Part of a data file
* begin *

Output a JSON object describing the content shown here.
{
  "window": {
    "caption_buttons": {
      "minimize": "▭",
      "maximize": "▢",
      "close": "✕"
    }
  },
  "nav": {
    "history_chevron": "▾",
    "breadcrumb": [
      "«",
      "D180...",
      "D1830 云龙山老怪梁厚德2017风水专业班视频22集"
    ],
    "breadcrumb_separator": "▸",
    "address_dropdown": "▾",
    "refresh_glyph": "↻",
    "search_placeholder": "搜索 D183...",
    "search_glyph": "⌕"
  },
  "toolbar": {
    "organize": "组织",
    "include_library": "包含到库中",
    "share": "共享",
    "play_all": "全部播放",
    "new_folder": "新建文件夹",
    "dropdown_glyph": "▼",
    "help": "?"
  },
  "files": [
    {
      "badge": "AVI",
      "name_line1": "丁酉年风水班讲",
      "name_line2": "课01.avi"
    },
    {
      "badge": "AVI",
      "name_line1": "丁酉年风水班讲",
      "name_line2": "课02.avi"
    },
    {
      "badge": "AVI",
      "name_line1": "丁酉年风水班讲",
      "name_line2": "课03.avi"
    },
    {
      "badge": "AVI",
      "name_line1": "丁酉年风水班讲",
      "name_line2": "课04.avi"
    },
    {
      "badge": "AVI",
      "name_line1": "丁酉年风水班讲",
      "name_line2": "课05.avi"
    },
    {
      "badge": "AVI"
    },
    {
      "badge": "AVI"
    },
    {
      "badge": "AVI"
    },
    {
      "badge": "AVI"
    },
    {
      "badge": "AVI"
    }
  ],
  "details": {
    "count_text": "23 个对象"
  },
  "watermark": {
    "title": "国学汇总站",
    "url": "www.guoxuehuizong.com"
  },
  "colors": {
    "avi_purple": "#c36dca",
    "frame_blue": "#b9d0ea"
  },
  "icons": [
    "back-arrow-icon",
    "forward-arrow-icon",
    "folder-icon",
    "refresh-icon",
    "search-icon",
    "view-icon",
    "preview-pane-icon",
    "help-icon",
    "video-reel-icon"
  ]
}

* end *
* begin *

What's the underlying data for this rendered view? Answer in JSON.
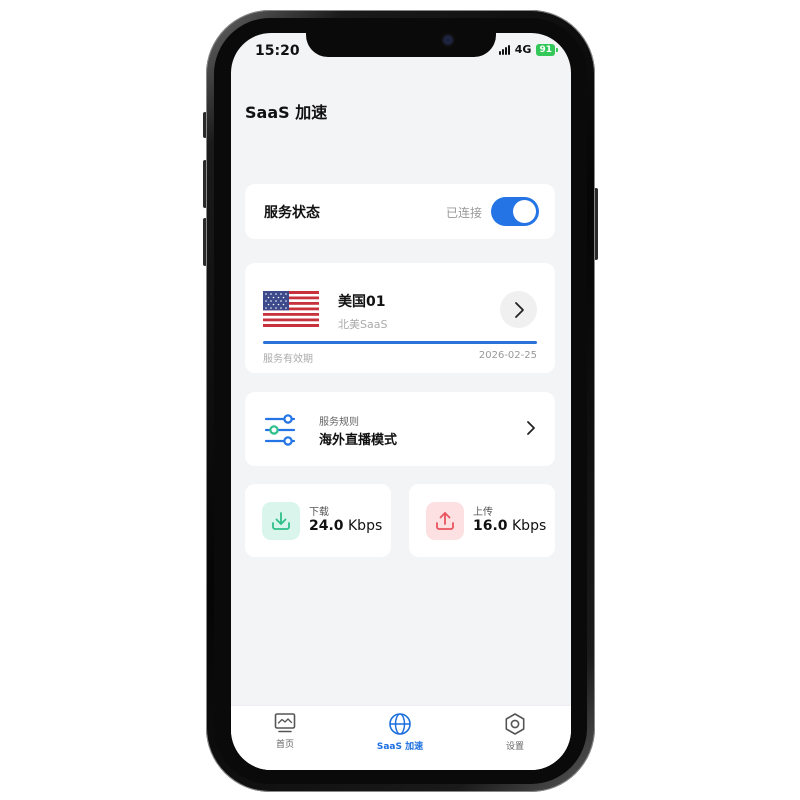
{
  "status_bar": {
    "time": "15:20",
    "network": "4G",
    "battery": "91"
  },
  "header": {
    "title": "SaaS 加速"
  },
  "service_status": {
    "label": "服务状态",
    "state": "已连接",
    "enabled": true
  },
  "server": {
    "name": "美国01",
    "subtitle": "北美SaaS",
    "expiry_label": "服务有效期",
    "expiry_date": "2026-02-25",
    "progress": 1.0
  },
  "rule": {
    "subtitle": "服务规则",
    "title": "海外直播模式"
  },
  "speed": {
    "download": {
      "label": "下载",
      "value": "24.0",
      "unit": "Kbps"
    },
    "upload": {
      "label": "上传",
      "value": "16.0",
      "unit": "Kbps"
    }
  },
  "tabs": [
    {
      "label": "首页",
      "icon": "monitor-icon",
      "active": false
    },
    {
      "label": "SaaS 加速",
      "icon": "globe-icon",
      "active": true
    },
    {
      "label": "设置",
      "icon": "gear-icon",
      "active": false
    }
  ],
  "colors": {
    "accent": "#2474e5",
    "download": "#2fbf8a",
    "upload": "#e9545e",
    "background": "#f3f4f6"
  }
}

* end *
* begin *

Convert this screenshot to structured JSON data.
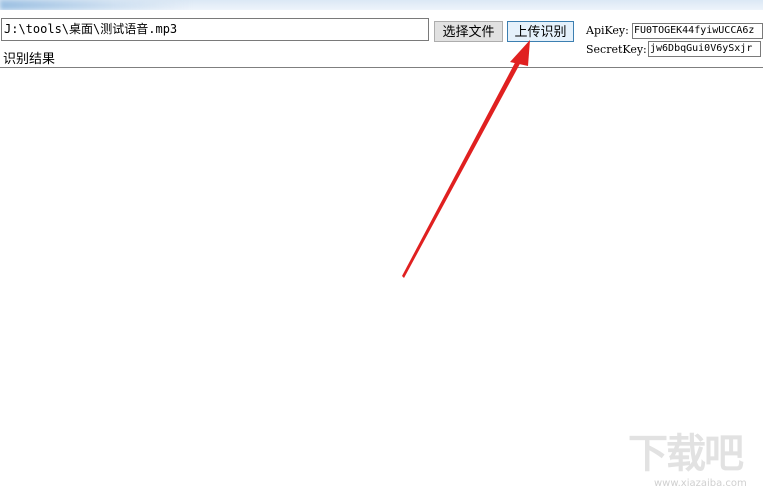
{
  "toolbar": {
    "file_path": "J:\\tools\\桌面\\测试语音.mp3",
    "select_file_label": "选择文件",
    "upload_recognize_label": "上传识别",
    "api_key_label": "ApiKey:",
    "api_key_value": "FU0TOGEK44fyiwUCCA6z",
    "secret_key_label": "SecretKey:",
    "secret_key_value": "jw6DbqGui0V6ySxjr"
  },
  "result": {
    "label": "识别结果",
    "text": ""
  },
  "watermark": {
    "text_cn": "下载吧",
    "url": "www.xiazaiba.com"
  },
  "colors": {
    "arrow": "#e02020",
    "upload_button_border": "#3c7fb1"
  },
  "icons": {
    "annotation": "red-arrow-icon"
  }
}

* end *

JOB
Work out how many lines of the listing above include "this". Answer with the number and nothing more.

RESULT BELOW
2